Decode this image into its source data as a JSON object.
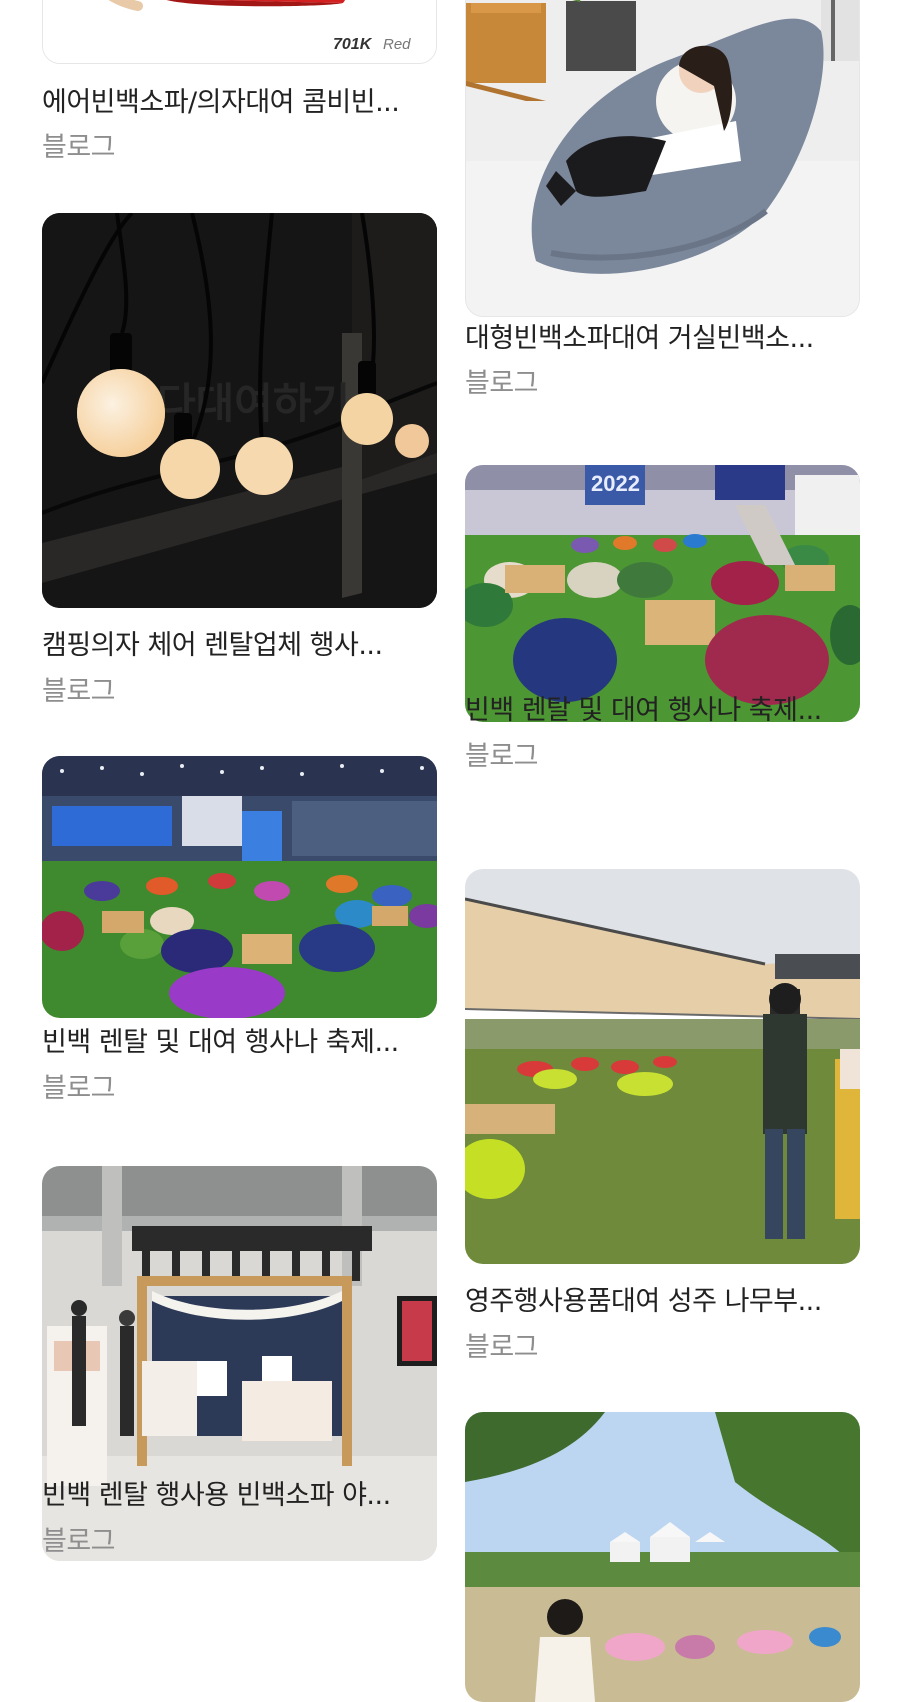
{
  "left_column": [
    {
      "title": "에어빈백소파/의자대여 콤비빈...",
      "source": "블로그",
      "image": "red-bean-bag-product-photo",
      "image_caption_parts": {
        "model": "701K",
        "color": "Red"
      }
    },
    {
      "title": "캠핑의자 체어 렌탈업체 행사...",
      "source": "블로그",
      "image": "string-lights-photo",
      "watermark": "다대여하기"
    },
    {
      "title": "빈백 렌탈 및 대여 행사나 축제...",
      "source": "블로그",
      "image": "indoor-bean-bag-event-photo"
    },
    {
      "title": "빈백 렌탈 행사용 빈백소파 야...",
      "source": "블로그",
      "image": "exhibition-booth-photo"
    }
  ],
  "right_column": [
    {
      "title": "대형빈백소파대여 거실빈백소...",
      "source": "블로그",
      "image": "woman-on-gray-bean-bag-photo"
    },
    {
      "title": "빈백 렌탈 및 대여 행사나 축제...",
      "source": "블로그",
      "image": "festival-bean-bags-on-turf-photo",
      "sign_text": "2022"
    },
    {
      "title": "영주행사용품대여 성주 나무부...",
      "source": "블로그",
      "image": "outdoor-canopy-bean-bags-photo"
    },
    {
      "title": "",
      "source": "",
      "image": "park-picnic-festival-photo"
    }
  ],
  "colors": {
    "title": "#222222",
    "source": "#8e8e8e",
    "background": "#ffffff",
    "turf_green": "#3f8a2e"
  }
}
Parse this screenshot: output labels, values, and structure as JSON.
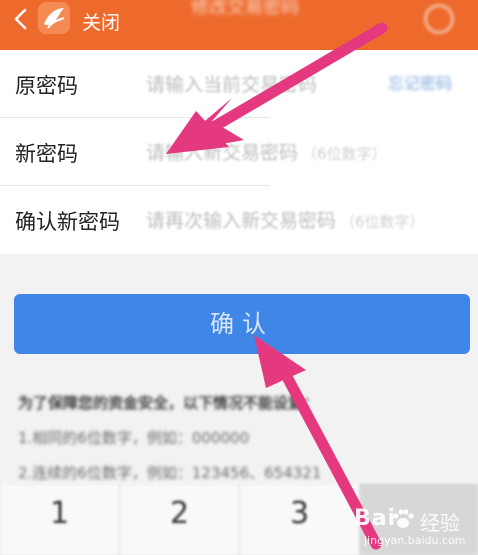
{
  "header": {
    "close_label": "关闭",
    "title": "修改交易密码"
  },
  "form": {
    "rows": [
      {
        "label": "原密码",
        "placeholder": "请输入当前交易密码",
        "extra": "",
        "link": "忘记密码"
      },
      {
        "label": "新密码",
        "placeholder": "请输入新交易密码",
        "extra": "（6位数字）",
        "link": ""
      },
      {
        "label": "确认新密码",
        "placeholder": "请再次输入新交易密码",
        "extra": "（6位数字）",
        "link": ""
      }
    ]
  },
  "confirm_button": {
    "label": "确认"
  },
  "notes": [
    "为了保障您的资金安全，以下情况不能设置：",
    "1.相同的6位数字，例如：000000",
    "2.连续的6位数字，例如：123456、654321"
  ],
  "keypad": {
    "keys": [
      "1",
      "2",
      "3"
    ]
  },
  "watermark": {
    "brand": "Bai",
    "brand_cn": "经验",
    "url": "jingyan.baidu.com"
  },
  "colors": {
    "header_bg": "#ee6a2c",
    "button_bg": "#3f86e6",
    "arrow": "#e5397f"
  }
}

• • • • • • •

# [Task directions]
Copy every line of the data exactly as written, excluding the pictures.

# [Response to the task]
Decode this image into its source data as a JSON object.
{
  "left_column": [
    {
      "title": "에어빈백소파/의자대여 콤비빈...",
      "source": "블로그",
      "image": "red-bean-bag-product-photo",
      "image_caption_parts": {
        "model": "701K",
        "color": "Red"
      }
    },
    {
      "title": "캠핑의자 체어 렌탈업체 행사...",
      "source": "블로그",
      "image": "string-lights-photo",
      "watermark": "다대여하기"
    },
    {
      "title": "빈백 렌탈 및 대여 행사나 축제...",
      "source": "블로그",
      "image": "indoor-bean-bag-event-photo"
    },
    {
      "title": "빈백 렌탈 행사용 빈백소파 야...",
      "source": "블로그",
      "image": "exhibition-booth-photo"
    }
  ],
  "right_column": [
    {
      "title": "대형빈백소파대여 거실빈백소...",
      "source": "블로그",
      "image": "woman-on-gray-bean-bag-photo"
    },
    {
      "title": "빈백 렌탈 및 대여 행사나 축제...",
      "source": "블로그",
      "image": "festival-bean-bags-on-turf-photo",
      "sign_text": "2022"
    },
    {
      "title": "영주행사용품대여 성주 나무부...",
      "source": "블로그",
      "image": "outdoor-canopy-bean-bags-photo"
    },
    {
      "title": "",
      "source": "",
      "image": "park-picnic-festival-photo"
    }
  ],
  "colors": {
    "title": "#222222",
    "source": "#8e8e8e",
    "background": "#ffffff",
    "turf_green": "#3f8a2e"
  }
}
Parse this screenshot: output labels, values, and structure as JSON.
{
  "header": {
    "close_label": "关闭",
    "title": "修改交易密码"
  },
  "form": {
    "rows": [
      {
        "label": "原密码",
        "placeholder": "请输入当前交易密码",
        "extra": "",
        "link": "忘记密码"
      },
      {
        "label": "新密码",
        "placeholder": "请输入新交易密码",
        "extra": "（6位数字）",
        "link": ""
      },
      {
        "label": "确认新密码",
        "placeholder": "请再次输入新交易密码",
        "extra": "（6位数字）",
        "link": ""
      }
    ]
  },
  "confirm_button": {
    "label": "确认"
  },
  "notes": [
    "为了保障您的资金安全，以下情况不能设置：",
    "1.相同的6位数字，例如：000000",
    "2.连续的6位数字，例如：123456、654321"
  ],
  "keypad": {
    "keys": [
      "1",
      "2",
      "3"
    ]
  },
  "watermark": {
    "brand": "Bai",
    "brand_cn": "经验",
    "url": "jingyan.baidu.com"
  },
  "colors": {
    "header_bg": "#ee6a2c",
    "button_bg": "#3f86e6",
    "arrow": "#e5397f"
  }
}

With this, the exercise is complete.